_Exercise description:_
Copy out all of the material exactly as presented.
=== Working data ===
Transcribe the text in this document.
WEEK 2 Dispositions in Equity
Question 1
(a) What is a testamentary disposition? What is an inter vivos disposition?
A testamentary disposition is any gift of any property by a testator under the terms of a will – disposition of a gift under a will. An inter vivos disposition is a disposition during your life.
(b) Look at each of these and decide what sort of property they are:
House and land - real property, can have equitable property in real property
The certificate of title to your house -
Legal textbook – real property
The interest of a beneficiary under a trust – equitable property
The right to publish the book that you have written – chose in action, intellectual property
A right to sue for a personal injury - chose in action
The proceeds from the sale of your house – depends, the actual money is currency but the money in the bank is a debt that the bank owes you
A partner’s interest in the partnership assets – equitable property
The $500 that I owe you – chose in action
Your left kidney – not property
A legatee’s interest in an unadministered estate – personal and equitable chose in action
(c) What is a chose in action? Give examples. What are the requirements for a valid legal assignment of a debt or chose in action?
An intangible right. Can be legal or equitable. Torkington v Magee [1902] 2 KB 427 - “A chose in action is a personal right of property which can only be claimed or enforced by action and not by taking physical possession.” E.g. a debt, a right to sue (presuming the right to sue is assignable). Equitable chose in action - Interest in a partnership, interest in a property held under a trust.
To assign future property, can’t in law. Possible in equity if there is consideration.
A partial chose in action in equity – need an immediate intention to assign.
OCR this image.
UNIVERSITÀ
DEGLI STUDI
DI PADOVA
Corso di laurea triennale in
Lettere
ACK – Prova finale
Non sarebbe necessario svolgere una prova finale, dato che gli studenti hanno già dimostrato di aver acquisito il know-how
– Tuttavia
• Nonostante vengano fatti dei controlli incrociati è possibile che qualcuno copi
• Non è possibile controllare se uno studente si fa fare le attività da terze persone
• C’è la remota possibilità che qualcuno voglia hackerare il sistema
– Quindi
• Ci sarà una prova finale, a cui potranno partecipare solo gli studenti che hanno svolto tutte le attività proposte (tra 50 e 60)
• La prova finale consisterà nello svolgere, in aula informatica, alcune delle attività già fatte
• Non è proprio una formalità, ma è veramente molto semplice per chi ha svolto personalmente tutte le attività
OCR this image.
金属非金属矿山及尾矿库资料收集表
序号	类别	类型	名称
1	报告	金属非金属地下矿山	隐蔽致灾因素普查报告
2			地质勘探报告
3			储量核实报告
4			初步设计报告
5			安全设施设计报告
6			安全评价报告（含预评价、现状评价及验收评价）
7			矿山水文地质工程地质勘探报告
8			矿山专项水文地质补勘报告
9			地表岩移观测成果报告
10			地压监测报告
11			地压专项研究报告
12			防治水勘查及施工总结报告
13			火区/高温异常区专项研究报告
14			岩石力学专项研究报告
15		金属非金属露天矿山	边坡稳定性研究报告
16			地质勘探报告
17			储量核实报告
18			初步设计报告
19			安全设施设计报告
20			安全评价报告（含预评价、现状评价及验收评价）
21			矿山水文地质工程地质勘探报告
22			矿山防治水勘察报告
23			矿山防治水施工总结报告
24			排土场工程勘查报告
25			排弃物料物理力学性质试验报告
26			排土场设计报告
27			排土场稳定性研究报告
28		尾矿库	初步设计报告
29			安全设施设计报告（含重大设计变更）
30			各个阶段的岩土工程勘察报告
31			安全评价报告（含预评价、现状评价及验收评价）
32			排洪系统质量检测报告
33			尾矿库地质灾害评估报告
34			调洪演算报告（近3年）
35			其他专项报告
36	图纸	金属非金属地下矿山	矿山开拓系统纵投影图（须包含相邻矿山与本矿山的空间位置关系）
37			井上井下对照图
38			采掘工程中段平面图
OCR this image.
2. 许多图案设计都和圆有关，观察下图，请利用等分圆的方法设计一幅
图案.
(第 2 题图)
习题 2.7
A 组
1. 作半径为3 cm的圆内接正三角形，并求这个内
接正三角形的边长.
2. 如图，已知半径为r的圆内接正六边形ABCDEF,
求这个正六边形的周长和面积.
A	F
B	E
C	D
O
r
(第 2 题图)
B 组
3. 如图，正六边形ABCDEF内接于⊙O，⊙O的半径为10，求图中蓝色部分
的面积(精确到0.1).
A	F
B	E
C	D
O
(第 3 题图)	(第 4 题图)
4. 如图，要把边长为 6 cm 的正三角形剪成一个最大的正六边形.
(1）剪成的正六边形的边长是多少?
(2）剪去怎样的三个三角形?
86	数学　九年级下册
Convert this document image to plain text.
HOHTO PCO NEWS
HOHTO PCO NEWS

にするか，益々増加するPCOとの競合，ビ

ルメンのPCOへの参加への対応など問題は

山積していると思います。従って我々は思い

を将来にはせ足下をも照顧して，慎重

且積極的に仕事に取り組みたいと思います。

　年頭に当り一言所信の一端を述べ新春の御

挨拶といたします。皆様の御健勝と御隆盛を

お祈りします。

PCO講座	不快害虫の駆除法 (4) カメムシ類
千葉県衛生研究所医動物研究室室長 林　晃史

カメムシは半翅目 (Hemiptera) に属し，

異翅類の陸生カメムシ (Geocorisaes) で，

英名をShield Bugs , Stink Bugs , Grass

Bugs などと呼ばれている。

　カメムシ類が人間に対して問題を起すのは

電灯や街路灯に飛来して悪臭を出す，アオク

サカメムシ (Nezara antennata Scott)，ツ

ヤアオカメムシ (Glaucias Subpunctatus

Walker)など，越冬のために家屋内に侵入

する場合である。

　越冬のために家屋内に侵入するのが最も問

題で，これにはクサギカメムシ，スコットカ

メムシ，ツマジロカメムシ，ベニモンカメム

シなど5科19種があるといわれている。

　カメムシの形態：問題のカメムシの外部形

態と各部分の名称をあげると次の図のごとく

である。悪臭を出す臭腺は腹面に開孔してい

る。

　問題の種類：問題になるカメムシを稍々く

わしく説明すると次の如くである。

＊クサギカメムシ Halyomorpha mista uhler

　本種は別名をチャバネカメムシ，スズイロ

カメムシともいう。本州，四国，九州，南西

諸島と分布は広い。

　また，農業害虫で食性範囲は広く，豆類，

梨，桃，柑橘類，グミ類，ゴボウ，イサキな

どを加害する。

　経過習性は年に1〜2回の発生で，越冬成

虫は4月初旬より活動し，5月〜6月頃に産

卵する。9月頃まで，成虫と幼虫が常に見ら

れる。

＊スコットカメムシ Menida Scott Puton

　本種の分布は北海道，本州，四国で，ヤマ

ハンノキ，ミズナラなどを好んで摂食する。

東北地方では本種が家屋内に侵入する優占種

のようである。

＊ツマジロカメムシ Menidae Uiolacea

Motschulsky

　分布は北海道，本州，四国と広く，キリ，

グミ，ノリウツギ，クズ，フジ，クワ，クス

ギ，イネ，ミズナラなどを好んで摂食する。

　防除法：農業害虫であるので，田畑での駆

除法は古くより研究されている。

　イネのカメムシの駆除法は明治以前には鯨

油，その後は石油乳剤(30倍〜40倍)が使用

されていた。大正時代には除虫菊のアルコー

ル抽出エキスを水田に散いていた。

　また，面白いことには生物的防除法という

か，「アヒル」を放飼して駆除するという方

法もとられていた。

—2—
===
_Result below:_
Transcribe the text in this document.
WEEK 2 Dispositions in Equity
Question 1
(a) What is a testamentary disposition? What is an inter vivos disposition?
A testamentary disposition is any gift of any property by a testator under the terms of a will – disposition of a gift under a will. An inter vivos disposition is a disposition during your life.
(b) Look at each of these and decide what sort of property they are:
House and land - real property, can have equitable property in real property
The certificate of title to your house -
Legal textbook – real property
The interest of a beneficiary under a trust – equitable property
The right to publish the book that you have written – chose in action, intellectual property
A right to sue for a personal injury - chose in action
The proceeds from the sale of your house – depends, the actual money is currency but the money in the bank is a debt that the bank owes you
A partner’s interest in the partnership assets – equitable property
The $500 that I owe you – chose in action
Your left kidney – not property
A legatee’s interest in an unadministered estate – personal and equitable chose in action
(c) What is a chose in action? Give examples. What are the requirements for a valid legal assignment of a debt or chose in action?
An intangible right. Can be legal or equitable. Torkington v Magee [1902] 2 KB 427 - “A chose in action is a personal right of property which can only be claimed or enforced by action and not by taking physical possession.” E.g. a debt, a right to sue (presuming the right to sue is assignable). Equitable chose in action - Interest in a partnership, interest in a property held under a trust.
To assign future property, can’t in law. Possible in equity if there is consideration.
A partial chose in action in equity – need an immediate intention to assign.
OCR this image.
UNIVERSITÀ
DEGLI STUDI
DI PADOVA
Corso di laurea triennale in
Lettere
ACK – Prova finale
Non sarebbe necessario svolgere una prova finale, dato che gli studenti hanno già dimostrato di aver acquisito il know-how
– Tuttavia
• Nonostante vengano fatti dei controlli incrociati è possibile che qualcuno copi
• Non è possibile controllare se uno studente si fa fare le attività da terze persone
• C’è la remota possibilità che qualcuno voglia hackerare il sistema
– Quindi
• Ci sarà una prova finale, a cui potranno partecipare solo gli studenti che hanno svolto tutte le attività proposte (tra 50 e 60)
• La prova finale consisterà nello svolgere, in aula informatica, alcune delle attività già fatte
• Non è proprio una formalità, ma è veramente molto semplice per chi ha svolto personalmente tutte le attività
OCR this image.
金属非金属矿山及尾矿库资料收集表
序号	类别	类型	名称
1	报告	金属非金属地下矿山	隐蔽致灾因素普查报告
2			地质勘探报告
3			储量核实报告
4			初步设计报告
5			安全设施设计报告
6			安全评价报告（含预评价、现状评价及验收评价）
7			矿山水文地质工程地质勘探报告
8			矿山专项水文地质补勘报告
9			地表岩移观测成果报告
10			地压监测报告
11			地压专项研究报告
12			防治水勘查及施工总结报告
13			火区/高温异常区专项研究报告
14			岩石力学专项研究报告
15		金属非金属露天矿山	边坡稳定性研究报告
16			地质勘探报告
17			储量核实报告
18			初步设计报告
19			安全设施设计报告
20			安全评价报告（含预评价、现状评价及验收评价）
21			矿山水文地质工程地质勘探报告
22			矿山防治水勘察报告
23			矿山防治水施工总结报告
24			排土场工程勘查报告
25			排弃物料物理力学性质试验报告
26			排土场设计报告
27			排土场稳定性研究报告
28		尾矿库	初步设计报告
29			安全设施设计报告（含重大设计变更）
30			各个阶段的岩土工程勘察报告
31			安全评价报告（含预评价、现状评价及验收评价）
32			排洪系统质量检测报告
33			尾矿库地质灾害评估报告
34			调洪演算报告（近3年）
35			其他专项报告
36	图纸	金属非金属地下矿山	矿山开拓系统纵投影图（须包含相邻矿山与本矿山的空间位置关系）
37			井上井下对照图
38			采掘工程中段平面图
OCR this image.
2. 许多图案设计都和圆有关，观察下图，请利用等分圆的方法设计一幅
图案.
(第 2 题图)
习题 2.7
A 组
1. 作半径为3 cm的圆内接正三角形，并求这个内
接正三角形的边长.
2. 如图，已知半径为r的圆内接正六边形ABCDEF,
求这个正六边形的周长和面积.
A	F
B	E
C	D
O
r
(第 2 题图)
B 组
3. 如图，正六边形ABCDEF内接于⊙O，⊙O的半径为10，求图中蓝色部分
的面积(精确到0.1).
A	F
B	E
C	D
O
(第 3 题图)	(第 4 题图)
4. 如图，要把边长为 6 cm 的正三角形剪成一个最大的正六边形.
(1）剪成的正六边形的边长是多少?
(2）剪去怎样的三个三角形?
86	数学　九年级下册
Convert this document image to plain text.
HOHTO PCO NEWS
HOHTO PCO NEWS

にするか，益々増加するPCOとの競合，ビ

ルメンのPCOへの参加への対応など問題は

山積していると思います。従って我々は思い

を将来にはせ足下をも照顧して，慎重

且積極的に仕事に取り組みたいと思います。

　年頭に当り一言所信の一端を述べ新春の御

挨拶といたします。皆様の御健勝と御隆盛を

お祈りします。

PCO講座	不快害虫の駆除法 (4) カメムシ類
千葉県衛生研究所医動物研究室室長 林　晃史

カメムシは半翅目 (Hemiptera) に属し，

異翅類の陸生カメムシ (Geocorisaes) で，

英名をShield Bugs , Stink Bugs , Grass

Bugs などと呼ばれている。

　カメムシ類が人間に対して問題を起すのは

電灯や街路灯に飛来して悪臭を出す，アオク

サカメムシ (Nezara antennata Scott)，ツ

ヤアオカメムシ (Glaucias Subpunctatus

Walker)など，越冬のために家屋内に侵入

する場合である。

　越冬のために家屋内に侵入するのが最も問

題で，これにはクサギカメムシ，スコットカ

メムシ，ツマジロカメムシ，ベニモンカメム

シなど5科19種があるといわれている。

　カメムシの形態：問題のカメムシの外部形

態と各部分の名称をあげると次の図のごとく

である。悪臭を出す臭腺は腹面に開孔してい

る。

　問題の種類：問題になるカメムシを稍々く

わしく説明すると次の如くである。

＊クサギカメムシ Halyomorpha mista uhler

　本種は別名をチャバネカメムシ，スズイロ

カメムシともいう。本州，四国，九州，南西

諸島と分布は広い。

　また，農業害虫で食性範囲は広く，豆類，

梨，桃，柑橘類，グミ類，ゴボウ，イサキな

どを加害する。

　経過習性は年に1〜2回の発生で，越冬成

虫は4月初旬より活動し，5月〜6月頃に産

卵する。9月頃まで，成虫と幼虫が常に見ら

れる。

＊スコットカメムシ Menida Scott Puton

　本種の分布は北海道，本州，四国で，ヤマ

ハンノキ，ミズナラなどを好んで摂食する。

東北地方では本種が家屋内に侵入する優占種

のようである。

＊ツマジロカメムシ Menidae Uiolacea

Motschulsky

　分布は北海道，本州，四国と広く，キリ，

グミ，ノリウツギ，クズ，フジ，クワ，クス

ギ，イネ，ミズナラなどを好んで摂食する。

　防除法：農業害虫であるので，田畑での駆

除法は古くより研究されている。

　イネのカメムシの駆除法は明治以前には鯨

油，その後は石油乳剤(30倍〜40倍)が使用

されていた。大正時代には除虫菊のアルコー

ル抽出エキスを水田に散いていた。

　また，面白いことには生物的防除法という

か，「アヒル」を放飼して駆除するという方

法もとられていた。

—2—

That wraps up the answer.